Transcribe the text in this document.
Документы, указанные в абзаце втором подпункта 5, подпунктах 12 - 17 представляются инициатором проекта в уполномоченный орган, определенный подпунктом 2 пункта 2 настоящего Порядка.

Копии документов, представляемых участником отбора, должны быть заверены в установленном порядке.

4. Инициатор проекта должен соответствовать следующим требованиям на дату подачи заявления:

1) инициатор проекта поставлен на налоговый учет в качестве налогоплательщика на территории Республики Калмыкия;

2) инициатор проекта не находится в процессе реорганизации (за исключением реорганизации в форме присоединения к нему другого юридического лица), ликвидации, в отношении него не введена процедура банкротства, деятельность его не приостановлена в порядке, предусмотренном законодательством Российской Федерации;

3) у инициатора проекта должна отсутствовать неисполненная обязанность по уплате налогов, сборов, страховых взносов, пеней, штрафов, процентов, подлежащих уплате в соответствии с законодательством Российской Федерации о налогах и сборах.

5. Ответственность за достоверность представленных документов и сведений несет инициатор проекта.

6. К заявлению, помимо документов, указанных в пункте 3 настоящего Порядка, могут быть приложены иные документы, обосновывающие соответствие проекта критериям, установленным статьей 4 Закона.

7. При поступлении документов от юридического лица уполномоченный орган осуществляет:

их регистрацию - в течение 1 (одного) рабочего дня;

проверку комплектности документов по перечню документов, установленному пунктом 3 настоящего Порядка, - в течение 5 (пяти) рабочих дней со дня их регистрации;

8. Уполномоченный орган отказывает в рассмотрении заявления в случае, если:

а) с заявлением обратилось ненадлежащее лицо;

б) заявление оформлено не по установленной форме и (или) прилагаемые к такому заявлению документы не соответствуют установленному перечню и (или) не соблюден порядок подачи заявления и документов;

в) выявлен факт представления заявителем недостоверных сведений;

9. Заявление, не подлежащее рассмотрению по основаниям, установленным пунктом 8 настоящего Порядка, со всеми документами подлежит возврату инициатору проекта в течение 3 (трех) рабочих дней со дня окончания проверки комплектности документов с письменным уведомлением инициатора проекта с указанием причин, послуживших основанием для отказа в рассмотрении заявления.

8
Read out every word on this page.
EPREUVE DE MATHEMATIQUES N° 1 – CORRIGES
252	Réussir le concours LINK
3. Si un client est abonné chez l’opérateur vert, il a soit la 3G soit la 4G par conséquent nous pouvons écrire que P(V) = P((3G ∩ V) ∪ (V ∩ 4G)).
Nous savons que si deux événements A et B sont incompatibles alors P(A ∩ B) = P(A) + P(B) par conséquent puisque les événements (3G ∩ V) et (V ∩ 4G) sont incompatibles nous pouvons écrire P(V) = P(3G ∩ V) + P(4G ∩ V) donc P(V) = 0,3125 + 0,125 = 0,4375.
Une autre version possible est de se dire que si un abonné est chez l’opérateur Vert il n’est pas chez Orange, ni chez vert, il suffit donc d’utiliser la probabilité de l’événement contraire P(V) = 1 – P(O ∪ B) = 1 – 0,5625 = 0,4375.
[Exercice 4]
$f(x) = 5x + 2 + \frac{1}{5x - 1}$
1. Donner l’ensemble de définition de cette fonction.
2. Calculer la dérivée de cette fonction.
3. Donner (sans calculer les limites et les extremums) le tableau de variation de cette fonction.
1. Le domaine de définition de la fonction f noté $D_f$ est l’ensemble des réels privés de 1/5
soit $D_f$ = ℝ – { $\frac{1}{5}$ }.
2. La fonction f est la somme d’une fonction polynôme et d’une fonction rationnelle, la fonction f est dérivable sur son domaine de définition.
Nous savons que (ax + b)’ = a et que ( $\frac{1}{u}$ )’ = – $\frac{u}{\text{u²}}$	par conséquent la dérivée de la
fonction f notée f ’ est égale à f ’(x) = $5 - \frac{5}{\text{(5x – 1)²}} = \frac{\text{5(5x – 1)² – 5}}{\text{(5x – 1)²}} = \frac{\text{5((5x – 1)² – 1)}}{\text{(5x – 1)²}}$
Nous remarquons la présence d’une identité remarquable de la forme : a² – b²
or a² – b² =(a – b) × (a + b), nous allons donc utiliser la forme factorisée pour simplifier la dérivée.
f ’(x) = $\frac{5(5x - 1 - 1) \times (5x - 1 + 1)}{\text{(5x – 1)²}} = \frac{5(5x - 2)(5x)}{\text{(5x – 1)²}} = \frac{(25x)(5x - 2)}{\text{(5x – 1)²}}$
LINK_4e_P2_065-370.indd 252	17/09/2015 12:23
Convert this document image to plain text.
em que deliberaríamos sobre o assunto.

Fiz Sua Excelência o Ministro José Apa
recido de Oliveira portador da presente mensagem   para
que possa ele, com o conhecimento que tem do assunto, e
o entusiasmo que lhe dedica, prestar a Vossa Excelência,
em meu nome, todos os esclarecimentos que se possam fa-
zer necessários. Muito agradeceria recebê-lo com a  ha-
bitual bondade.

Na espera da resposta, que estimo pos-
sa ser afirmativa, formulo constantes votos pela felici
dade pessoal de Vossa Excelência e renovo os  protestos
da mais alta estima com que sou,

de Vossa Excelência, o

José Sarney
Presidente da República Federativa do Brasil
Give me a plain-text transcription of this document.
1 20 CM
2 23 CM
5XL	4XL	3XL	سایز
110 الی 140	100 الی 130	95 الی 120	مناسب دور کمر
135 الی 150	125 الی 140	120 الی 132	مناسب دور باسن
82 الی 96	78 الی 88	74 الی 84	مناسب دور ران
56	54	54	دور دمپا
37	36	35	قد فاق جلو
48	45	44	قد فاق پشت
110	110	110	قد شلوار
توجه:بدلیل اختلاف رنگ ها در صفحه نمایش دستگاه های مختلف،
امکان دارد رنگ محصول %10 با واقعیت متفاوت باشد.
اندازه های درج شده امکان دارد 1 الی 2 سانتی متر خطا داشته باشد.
========
SET TASK
Copy out each line of the listing that holds "комплектности".

COMPLETE OUTPUT
проверку комплектности документов по перечню документов, установленному пунктом 3 настоящего Порядка, - в течение 5 (пяти) рабочих дней со дня их регистрации;
9. Заявление, не подлежащее рассмотрению по основаниям, установленным пунктом 8 настоящего Порядка, со всеми документами подлежит возврату инициатору проекта в течение 3 (трех) рабочих дней со дня окончания проверки комплектности документов с письменным уведомлением инициатора проекта с указанием причин, послуживших основанием для отказа в рассмотрении заявления.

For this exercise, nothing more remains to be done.